» **Exercise requirements**
Wherever "非公有制经济是我国市场经济的重要组成部分" appears in a line, list that line.

◇ ◇ ◇ ◇ ◇

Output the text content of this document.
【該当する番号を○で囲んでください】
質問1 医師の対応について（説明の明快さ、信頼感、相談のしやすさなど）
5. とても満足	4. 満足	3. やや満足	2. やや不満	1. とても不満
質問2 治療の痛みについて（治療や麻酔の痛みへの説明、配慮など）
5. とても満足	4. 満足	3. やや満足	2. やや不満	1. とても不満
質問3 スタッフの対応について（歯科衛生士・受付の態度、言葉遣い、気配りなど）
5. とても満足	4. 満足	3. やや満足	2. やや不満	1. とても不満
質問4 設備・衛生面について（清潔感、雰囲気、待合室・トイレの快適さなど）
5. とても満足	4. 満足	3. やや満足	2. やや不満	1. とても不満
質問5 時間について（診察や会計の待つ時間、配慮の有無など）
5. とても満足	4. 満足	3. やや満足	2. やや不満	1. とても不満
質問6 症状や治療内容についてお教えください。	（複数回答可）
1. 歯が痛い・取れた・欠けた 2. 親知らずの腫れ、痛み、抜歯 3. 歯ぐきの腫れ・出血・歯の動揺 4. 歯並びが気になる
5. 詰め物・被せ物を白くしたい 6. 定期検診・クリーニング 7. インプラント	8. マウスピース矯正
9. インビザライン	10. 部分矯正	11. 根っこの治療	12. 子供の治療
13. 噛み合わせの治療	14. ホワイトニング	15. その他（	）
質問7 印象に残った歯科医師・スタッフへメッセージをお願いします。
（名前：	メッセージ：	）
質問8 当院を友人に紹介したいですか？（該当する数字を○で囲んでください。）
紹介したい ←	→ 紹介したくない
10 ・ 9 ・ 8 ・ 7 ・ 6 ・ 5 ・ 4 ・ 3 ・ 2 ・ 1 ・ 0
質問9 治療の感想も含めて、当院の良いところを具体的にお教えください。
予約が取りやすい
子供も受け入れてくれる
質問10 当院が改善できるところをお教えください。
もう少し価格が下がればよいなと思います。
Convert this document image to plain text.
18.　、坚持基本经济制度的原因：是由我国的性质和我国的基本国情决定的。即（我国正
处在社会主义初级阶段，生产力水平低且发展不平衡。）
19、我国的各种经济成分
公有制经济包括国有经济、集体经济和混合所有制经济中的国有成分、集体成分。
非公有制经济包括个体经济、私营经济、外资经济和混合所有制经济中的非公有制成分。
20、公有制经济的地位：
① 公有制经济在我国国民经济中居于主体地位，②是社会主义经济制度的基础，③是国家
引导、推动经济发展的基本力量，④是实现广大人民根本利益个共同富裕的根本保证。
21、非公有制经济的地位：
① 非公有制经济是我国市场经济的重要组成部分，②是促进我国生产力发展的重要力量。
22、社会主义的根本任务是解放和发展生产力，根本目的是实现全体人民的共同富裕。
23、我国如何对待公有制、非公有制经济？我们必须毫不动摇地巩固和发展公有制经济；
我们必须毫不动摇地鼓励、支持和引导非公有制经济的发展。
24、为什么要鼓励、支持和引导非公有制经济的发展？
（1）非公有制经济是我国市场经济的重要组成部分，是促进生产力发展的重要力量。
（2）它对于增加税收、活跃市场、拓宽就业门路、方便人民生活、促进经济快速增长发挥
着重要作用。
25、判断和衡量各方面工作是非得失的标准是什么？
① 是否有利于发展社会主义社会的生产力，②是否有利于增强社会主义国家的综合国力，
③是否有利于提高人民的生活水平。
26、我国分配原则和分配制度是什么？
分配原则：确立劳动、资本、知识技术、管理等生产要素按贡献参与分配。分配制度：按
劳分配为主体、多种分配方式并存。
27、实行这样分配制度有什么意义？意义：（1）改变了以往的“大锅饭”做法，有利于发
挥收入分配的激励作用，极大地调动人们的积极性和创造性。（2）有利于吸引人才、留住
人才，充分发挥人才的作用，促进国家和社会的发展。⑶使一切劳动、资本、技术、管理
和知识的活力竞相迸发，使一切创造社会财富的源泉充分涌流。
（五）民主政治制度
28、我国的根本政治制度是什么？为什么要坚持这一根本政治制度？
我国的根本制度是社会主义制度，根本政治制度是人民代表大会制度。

◇ ◇ ◇ ◇ ◇

» **Complete answer**
① 非公有制经济是我国市场经济的重要组成部分，②是促进我国生产力发展的重要力量。
（1）非公有制经济是我国市场经济的重要组成部分，是促进生产力发展的重要力量。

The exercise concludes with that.